* _EXCERPT PROVIDED_:
+ + +

An introduction to regression with pySkyNetΒΆ

Regression : Predicting a continuous value for a new example.

In the following example we will use the SkyNetRegressor class to estimate Boston housing prices.
You will need sklearn library to load the Boston dataset.
from sklearn.datasets import load_boston
from sklearn.utils import shuffle
from SkyNet import SkyNetRegressor

# X are the features and y are the targets
# shuffle returns a random permutation
X,y = shuffle(load_boston().data, load_boston().target)

We split the data into train,valid and test. The neural net will adjust the weights solely based on the train data. It will monitor the error on the validation data and stop the training once the error on the validation data fails to diminish. After that we calculate the predictions for the test data using the trained neural network.

X_train = X[0:200]
y_train = y[0:200]

X_valid = X[200:400]
y_valid = y[200:400]

X_test =X[400:]
y_test =y[400:]

We instantiate the neural network with 3 hidden layers with each 10 nodes (10, 10, 10). With linear rectified units as activation functions for the hidden layers and linear activation for the outputlayer (3, 3, 3, 0) on a single core n_jobs=1. We use the string 'identification' as id.

sn_reg = SkyNetRegressor(id = 'identification_reg', n_jobs = 1, activation = (3, 3, 3, 0), layers = (0, 10, 10), max_iter = 200)

Now we perform the actual training of the neural network

sn_reg.fit(X_train,y_train,X_valid,y_valid)
Whereafter sn_reg.train_pred are the learned regression values for the training set.
Whereafter sn_reg.train_pred are the learned regression values for the validation set.

Getting the predictions for the test

test_yhat = sn_reg.predict(X_test)

Compare the predictions

>>> print 'Mean error squared training    = ',((y_train - sn_reg.train_pred) ** 2).sum()/float(len(y_train))

+ + +

* _ENTRIES_:
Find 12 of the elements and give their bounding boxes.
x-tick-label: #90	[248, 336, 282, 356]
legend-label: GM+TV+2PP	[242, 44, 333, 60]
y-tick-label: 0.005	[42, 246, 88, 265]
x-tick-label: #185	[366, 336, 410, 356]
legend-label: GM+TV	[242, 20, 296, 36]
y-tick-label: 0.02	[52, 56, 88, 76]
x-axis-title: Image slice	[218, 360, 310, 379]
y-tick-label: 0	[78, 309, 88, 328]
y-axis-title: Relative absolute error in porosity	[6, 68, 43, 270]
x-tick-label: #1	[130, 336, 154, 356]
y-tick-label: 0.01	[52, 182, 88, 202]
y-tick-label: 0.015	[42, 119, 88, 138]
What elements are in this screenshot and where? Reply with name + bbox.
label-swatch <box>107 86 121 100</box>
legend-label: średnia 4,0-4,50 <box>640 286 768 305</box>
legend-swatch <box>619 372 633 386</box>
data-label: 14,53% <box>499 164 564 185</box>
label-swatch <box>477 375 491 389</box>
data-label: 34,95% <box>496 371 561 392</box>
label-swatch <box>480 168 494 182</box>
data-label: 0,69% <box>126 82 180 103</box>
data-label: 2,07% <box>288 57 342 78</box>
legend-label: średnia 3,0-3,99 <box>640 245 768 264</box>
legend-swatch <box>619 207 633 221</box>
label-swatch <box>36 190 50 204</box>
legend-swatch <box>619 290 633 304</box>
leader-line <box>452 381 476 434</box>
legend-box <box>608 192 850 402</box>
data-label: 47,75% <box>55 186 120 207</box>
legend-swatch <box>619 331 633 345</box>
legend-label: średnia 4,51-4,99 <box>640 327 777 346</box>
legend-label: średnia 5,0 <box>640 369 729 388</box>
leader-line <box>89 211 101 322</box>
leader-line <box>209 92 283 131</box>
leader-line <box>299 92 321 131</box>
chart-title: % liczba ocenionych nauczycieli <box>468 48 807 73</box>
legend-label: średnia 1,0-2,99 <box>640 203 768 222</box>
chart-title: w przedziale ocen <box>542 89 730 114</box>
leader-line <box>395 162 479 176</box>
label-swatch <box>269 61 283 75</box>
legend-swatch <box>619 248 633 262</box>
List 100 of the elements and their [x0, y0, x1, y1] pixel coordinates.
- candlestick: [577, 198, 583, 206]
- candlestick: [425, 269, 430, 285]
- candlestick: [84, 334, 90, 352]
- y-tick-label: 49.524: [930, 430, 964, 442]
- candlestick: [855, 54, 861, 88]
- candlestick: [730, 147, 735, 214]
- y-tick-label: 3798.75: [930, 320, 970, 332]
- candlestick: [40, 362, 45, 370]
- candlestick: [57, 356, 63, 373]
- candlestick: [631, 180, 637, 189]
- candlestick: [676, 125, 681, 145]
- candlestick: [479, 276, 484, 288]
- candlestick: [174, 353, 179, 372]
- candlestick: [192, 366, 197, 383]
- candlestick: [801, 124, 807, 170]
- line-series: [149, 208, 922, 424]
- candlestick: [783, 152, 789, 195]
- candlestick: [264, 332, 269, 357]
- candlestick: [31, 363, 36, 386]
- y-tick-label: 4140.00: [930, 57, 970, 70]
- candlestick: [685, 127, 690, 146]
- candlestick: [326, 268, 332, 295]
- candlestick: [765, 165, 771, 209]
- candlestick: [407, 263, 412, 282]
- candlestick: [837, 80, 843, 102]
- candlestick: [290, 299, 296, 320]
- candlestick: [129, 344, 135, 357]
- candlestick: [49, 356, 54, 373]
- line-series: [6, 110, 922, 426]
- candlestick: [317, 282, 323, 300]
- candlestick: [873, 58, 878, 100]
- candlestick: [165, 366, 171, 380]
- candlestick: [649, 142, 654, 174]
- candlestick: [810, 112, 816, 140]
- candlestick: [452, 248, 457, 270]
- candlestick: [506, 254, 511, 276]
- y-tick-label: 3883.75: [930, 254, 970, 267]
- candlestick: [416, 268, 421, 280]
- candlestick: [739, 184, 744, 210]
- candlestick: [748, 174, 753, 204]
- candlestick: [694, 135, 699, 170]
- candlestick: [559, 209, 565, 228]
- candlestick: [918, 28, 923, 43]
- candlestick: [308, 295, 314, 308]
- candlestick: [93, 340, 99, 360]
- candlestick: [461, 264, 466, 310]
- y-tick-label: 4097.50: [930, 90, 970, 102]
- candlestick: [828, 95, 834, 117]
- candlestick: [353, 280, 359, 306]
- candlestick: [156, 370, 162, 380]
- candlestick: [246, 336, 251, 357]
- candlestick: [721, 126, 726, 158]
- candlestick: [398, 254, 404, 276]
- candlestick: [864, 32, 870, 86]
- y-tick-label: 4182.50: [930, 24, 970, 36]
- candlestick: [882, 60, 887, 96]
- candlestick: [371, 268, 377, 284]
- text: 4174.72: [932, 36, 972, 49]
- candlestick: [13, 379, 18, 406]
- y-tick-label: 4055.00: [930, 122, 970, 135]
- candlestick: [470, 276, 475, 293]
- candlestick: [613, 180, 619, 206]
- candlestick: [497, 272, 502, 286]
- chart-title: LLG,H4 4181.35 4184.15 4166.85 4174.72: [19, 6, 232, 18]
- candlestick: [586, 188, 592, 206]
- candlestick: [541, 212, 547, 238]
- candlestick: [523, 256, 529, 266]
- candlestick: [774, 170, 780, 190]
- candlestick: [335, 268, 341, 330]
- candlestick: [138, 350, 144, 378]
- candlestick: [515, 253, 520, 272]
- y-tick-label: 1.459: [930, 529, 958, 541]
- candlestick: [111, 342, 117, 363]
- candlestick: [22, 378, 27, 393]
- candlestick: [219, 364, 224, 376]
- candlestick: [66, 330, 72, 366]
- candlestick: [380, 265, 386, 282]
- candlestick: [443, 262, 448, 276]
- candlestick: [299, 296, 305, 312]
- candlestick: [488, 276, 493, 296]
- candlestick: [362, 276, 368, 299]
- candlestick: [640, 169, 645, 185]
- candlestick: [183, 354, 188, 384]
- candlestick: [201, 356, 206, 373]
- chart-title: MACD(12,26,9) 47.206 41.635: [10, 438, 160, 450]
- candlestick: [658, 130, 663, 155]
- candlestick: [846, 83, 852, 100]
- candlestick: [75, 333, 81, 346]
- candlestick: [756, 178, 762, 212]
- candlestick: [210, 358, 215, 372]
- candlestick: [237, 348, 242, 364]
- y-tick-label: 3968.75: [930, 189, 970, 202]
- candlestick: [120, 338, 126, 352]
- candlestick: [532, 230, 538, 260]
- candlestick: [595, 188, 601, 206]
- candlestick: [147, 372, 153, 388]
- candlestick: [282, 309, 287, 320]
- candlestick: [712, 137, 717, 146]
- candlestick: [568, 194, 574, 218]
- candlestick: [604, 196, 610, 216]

+ + +

* _SHORT PROBLEM_: Transcribe the part of the pySkyNet regression tutorial above from "X_train = X[0:200]" to "string 'identification' as id.".

* _REPLY_:
X_train = X[0:200]
y_train = y[0:200]

X_valid = X[200:400]
y_valid = y[200:400]

X_test =X[400:]
y_test =y[400:]

We instantiate the neural network with 3 hidden layers with each 10 nodes (10, 10, 10). With linear rectified units as activation functions for the hidden layers and linear activation for the outputlayer (3, 3, 3, 0) on a single core n_jobs=1. We use the string 'identification' as id.